··· MATERIAL SHOWN

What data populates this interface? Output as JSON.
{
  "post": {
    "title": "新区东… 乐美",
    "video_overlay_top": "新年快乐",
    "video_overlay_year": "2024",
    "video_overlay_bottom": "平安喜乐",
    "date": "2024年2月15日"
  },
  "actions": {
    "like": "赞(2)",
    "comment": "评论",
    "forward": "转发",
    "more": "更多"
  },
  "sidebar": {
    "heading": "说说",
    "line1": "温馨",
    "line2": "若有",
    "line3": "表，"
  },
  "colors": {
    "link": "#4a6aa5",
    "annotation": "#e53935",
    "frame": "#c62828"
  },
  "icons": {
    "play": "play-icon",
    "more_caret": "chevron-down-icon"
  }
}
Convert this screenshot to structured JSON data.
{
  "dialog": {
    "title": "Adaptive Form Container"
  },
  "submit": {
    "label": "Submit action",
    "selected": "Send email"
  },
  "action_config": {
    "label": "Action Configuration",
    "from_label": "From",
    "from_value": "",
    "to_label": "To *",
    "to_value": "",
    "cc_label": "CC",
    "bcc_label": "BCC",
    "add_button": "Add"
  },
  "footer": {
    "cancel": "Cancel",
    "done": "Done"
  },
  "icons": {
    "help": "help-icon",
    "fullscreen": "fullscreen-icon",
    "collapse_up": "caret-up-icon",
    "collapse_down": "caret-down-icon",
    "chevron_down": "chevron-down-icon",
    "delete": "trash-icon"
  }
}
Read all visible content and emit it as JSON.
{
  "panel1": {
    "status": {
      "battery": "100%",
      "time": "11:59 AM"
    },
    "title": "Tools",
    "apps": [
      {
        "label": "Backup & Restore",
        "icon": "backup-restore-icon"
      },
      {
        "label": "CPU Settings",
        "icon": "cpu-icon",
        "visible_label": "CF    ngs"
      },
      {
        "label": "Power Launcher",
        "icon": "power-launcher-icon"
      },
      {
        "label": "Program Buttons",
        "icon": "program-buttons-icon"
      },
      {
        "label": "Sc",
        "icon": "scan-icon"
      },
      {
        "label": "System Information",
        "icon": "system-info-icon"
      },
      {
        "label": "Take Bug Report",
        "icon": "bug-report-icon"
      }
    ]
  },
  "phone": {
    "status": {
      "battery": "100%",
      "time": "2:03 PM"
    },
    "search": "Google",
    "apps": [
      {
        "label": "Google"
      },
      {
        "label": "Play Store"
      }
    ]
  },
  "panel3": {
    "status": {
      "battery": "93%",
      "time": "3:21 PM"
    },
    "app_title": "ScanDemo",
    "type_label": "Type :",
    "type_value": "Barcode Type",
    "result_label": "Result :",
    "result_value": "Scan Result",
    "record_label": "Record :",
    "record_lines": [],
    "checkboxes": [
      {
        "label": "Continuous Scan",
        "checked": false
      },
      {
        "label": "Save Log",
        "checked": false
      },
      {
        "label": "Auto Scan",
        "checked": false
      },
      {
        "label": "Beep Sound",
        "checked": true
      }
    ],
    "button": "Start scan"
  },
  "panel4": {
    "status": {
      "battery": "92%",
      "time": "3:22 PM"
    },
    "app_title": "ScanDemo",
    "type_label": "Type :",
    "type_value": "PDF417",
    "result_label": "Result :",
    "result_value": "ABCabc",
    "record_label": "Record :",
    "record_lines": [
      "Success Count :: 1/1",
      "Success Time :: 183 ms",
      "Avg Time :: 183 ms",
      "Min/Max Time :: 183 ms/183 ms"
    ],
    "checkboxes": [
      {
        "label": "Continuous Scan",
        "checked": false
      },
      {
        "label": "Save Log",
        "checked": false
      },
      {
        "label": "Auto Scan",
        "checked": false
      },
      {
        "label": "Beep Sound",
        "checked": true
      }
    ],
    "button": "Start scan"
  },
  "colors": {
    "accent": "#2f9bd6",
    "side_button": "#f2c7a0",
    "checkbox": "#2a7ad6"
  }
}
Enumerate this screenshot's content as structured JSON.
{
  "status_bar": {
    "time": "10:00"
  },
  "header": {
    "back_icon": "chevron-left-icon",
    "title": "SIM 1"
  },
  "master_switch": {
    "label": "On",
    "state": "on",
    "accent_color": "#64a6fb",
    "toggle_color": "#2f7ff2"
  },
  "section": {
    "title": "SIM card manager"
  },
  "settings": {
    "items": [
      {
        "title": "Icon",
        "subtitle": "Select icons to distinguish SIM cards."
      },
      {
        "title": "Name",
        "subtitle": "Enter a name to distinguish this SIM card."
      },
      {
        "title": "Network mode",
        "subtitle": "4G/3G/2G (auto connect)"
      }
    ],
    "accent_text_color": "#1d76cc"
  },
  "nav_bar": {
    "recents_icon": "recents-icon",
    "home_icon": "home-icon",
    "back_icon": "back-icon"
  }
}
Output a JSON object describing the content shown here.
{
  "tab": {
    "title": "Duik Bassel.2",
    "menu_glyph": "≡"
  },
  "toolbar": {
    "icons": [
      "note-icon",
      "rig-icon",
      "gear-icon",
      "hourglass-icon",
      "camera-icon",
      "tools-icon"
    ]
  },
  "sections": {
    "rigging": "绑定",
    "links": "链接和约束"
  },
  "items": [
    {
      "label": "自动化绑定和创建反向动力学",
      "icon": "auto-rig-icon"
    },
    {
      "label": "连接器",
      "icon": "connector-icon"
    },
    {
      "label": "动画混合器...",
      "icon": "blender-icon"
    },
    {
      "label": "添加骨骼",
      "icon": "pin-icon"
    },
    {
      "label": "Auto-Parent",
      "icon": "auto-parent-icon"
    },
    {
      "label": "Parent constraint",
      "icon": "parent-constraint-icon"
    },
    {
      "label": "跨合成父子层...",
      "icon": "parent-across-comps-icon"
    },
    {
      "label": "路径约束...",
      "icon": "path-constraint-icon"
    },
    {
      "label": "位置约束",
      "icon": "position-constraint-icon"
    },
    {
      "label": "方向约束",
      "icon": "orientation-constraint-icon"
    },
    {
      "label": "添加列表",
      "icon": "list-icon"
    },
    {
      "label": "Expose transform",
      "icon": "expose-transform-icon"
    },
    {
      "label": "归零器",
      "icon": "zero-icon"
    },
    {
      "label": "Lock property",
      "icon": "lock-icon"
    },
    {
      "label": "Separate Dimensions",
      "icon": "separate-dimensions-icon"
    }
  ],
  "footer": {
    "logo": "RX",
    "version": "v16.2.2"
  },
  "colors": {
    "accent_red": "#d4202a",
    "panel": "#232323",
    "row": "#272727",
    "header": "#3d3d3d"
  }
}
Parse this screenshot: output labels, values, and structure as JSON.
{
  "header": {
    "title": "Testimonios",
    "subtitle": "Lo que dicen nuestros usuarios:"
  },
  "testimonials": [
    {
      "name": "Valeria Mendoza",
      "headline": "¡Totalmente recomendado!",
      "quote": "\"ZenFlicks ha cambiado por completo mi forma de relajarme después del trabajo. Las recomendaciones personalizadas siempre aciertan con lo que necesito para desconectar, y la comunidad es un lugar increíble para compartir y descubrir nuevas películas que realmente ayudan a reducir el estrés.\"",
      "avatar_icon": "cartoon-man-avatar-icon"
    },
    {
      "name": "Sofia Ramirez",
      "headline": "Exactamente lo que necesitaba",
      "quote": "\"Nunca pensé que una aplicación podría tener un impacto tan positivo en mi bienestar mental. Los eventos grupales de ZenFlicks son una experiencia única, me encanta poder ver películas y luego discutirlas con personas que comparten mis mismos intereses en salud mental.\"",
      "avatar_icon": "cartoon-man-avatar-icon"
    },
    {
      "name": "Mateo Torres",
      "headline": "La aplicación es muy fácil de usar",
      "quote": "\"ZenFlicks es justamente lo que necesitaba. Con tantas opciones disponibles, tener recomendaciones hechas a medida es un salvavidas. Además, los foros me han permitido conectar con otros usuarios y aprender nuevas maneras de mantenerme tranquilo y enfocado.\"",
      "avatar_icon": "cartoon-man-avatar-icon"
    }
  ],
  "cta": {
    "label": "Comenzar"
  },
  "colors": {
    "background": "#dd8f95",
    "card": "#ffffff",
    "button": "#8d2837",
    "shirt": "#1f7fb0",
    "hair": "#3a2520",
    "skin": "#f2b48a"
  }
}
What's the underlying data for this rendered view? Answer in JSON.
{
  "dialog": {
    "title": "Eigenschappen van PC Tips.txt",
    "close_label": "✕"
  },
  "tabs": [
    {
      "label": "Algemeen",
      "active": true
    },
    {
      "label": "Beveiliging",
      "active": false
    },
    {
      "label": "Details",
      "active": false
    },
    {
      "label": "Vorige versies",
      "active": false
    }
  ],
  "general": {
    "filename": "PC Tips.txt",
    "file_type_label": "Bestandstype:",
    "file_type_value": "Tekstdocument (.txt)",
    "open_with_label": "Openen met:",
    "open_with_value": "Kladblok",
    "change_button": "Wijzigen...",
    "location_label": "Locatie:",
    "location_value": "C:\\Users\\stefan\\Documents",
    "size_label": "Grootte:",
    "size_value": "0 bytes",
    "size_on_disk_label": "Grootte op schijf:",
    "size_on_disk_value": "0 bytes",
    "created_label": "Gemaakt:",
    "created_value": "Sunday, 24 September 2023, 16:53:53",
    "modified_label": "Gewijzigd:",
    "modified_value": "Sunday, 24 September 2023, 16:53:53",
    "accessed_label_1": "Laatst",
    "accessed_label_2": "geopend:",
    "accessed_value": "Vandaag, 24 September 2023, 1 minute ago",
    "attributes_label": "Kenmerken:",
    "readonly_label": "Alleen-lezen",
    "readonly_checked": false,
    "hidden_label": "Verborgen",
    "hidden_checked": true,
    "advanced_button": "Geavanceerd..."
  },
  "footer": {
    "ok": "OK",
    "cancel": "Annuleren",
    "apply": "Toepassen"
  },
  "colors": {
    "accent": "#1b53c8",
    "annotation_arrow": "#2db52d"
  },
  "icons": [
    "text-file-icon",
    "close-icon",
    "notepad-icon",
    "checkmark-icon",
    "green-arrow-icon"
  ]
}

······

■ **PROBLEM REQUIREMENTS**
Search the entries for "nuevas" and copy out each line that has it.

■ **RESULT FOR THIS TASK**
      "quote": "\"ZenFlicks ha cambiado por completo mi forma de relajarme después del trabajo. Las recomendaciones personalizadas siempre aciertan con lo que necesito para desconectar, y la comunidad es un lugar increíble para compartir y descubrir nuevas películas que realmente ayudan a reducir el estrés.\"",
      "quote": "\"ZenFlicks es justamente lo que necesitaba. Con tantas opciones disponibles, tener recomendaciones hechas a medida es un salvavidas. Además, los foros me han permitido conectar con otros usuarios y aprender nuevas maneras de mantenerme tranquilo y enfocado.\"",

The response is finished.